Print all of the data exactly.

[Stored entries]
┄┄┄┄┄┄
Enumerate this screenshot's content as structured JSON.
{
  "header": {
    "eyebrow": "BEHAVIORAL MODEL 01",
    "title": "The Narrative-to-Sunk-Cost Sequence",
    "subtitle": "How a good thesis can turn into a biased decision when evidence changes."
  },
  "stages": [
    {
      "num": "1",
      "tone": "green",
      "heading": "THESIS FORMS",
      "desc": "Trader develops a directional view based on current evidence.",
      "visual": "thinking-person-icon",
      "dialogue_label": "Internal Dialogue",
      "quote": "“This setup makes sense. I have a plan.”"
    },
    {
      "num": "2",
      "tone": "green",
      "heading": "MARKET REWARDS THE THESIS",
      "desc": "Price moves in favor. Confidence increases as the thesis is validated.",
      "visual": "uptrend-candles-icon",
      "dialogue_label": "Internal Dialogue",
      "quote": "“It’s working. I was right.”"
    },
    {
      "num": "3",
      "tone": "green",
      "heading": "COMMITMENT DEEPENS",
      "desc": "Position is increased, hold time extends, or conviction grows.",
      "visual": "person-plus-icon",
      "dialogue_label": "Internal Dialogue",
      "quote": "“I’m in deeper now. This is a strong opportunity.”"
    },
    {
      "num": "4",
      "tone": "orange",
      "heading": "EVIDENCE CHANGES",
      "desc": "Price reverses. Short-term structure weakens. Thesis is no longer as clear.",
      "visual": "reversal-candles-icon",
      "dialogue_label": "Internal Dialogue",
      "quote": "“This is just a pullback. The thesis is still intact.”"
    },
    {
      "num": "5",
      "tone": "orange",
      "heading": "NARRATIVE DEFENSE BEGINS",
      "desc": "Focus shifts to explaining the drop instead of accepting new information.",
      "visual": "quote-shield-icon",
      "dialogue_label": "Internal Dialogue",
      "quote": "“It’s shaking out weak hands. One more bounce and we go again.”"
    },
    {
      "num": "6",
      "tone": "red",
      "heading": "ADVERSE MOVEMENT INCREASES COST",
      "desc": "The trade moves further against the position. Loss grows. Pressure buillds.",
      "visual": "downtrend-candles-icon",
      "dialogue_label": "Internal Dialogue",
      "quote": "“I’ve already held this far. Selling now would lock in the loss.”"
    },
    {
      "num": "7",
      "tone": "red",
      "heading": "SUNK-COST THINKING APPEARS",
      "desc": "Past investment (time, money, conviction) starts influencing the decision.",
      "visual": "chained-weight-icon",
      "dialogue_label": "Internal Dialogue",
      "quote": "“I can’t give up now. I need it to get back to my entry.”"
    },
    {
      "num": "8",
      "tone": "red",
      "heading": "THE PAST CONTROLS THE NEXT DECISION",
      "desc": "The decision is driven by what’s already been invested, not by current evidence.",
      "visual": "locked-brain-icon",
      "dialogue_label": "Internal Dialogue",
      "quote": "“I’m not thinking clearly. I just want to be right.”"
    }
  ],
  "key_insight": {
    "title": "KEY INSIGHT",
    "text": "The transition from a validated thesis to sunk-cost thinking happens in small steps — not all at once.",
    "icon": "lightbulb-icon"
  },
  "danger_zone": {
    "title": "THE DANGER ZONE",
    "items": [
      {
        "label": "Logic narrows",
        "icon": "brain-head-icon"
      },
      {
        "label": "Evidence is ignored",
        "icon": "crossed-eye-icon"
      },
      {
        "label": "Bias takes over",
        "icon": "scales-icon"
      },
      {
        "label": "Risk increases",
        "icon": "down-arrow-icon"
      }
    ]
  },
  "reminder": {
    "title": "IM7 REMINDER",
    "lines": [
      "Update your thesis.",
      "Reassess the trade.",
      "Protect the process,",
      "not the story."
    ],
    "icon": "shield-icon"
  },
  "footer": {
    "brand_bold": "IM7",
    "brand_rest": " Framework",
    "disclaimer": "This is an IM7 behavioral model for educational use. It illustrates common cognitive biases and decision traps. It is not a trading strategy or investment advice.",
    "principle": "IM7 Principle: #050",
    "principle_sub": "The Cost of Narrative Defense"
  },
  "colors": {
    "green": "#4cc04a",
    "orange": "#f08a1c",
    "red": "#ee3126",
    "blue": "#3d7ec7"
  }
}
┄┄┄┄┄┄
The output:
Enumerate this screenshot's content as structured JSON.
{
  "header": {
    "eyebrow": "BEHAVIORAL MODEL 01",
    "title": "The Narrative-to-Sunk-Cost Sequence",
    "subtitle": "How a good thesis can turn into a biased decision when evidence changes."
  },
  "stages": [
    {
      "num": "1",
      "tone": "green",
      "heading": "THESIS FORMS",
      "desc": "Trader develops a directional view based on current evidence.",
      "visual": "thinking-person-icon",
      "dialogue_label": "Internal Dialogue",
      "quote": "“This setup makes sense. I have a plan.”"
    },
    {
      "num": "2",
      "tone": "green",
      "heading": "MARKET REWARDS THE THESIS",
      "desc": "Price moves in favor. Confidence increases as the thesis is validated.",
      "visual": "uptrend-candles-icon",
      "dialogue_label": "Internal Dialogue",
      "quote": "“It’s working. I was right.”"
    },
    {
      "num": "3",
      "tone": "green",
      "heading": "COMMITMENT DEEPENS",
      "desc": "Position is increased, hold time extends, or conviction grows.",
      "visual": "person-plus-icon",
      "dialogue_label": "Internal Dialogue",
      "quote": "“I’m in deeper now. This is a strong opportunity.”"
    },
    {
      "num": "4",
      "tone": "orange",
      "heading": "EVIDENCE CHANGES",
      "desc": "Price reverses. Short-term structure weakens. Thesis is no longer as clear.",
      "visual": "reversal-candles-icon",
      "dialogue_label": "Internal Dialogue",
      "quote": "“This is just a pullback. The thesis is still intact.”"
    },
    {
      "num": "5",
      "tone": "orange",
      "heading": "NARRATIVE DEFENSE BEGINS",
      "desc": "Focus shifts to explaining the drop instead of accepting new information.",
      "visual": "quote-shield-icon",
      "dialogue_label": "Internal Dialogue",
      "quote": "“It’s shaking out weak hands. One more bounce and we go again.”"
    },
    {
      "num": "6",
      "tone": "red",
      "heading": "ADVERSE MOVEMENT INCREASES COST",
      "desc": "The trade moves further against the position. Loss grows. Pressure buillds.",
      "visual": "downtrend-candles-icon",
      "dialogue_label": "Internal Dialogue",
      "quote": "“I’ve already held this far. Selling now would lock in the loss.”"
    },
    {
      "num": "7",
      "tone": "red",
      "heading": "SUNK-COST THINKING APPEARS",
      "desc": "Past investment (time, money, conviction) starts influencing the decision.",
      "visual": "chained-weight-icon",
      "dialogue_label": "Internal Dialogue",
      "quote": "“I can’t give up now. I need it to get back to my entry.”"
    },
    {
      "num": "8",
      "tone": "red",
      "heading": "THE PAST CONTROLS THE NEXT DECISION",
      "desc": "The decision is driven by what’s already been invested, not by current evidence.",
      "visual": "locked-brain-icon",
      "dialogue_label": "Internal Dialogue",
      "quote": "“I’m not thinking clearly. I just want to be right.”"
    }
  ],
  "key_insight": {
    "title": "KEY INSIGHT",
    "text": "The transition from a validated thesis to sunk-cost thinking happens in small steps — not all at once.",
    "icon": "lightbulb-icon"
  },
  "danger_zone": {
    "title": "THE DANGER ZONE",
    "items": [
      {
        "label": "Logic narrows",
        "icon": "brain-head-icon"
      },
      {
        "label": "Evidence is ignored",
        "icon": "crossed-eye-icon"
      },
      {
        "label": "Bias takes over",
        "icon": "scales-icon"
      },
      {
        "label": "Risk increases",
        "icon": "down-arrow-icon"
      }
    ]
  },
  "reminder": {
    "title": "IM7 REMINDER",
    "lines": [
      "Update your thesis.",
      "Reassess the trade.",
      "Protect the process,",
      "not the story."
    ],
    "icon": "shield-icon"
  },
  "footer": {
    "brand_bold": "IM7",
    "brand_rest": " Framework",
    "disclaimer": "This is an IM7 behavioral model for educational use. It illustrates common cognitive biases and decision traps. It is not a trading strategy or investment advice.",
    "principle": "IM7 Principle: #050",
    "principle_sub": "The Cost of Narrative Defense"
  },
  "colors": {
    "green": "#4cc04a",
    "orange": "#f08a1c",
    "red": "#ee3126",
    "blue": "#3d7ec7"
  }
}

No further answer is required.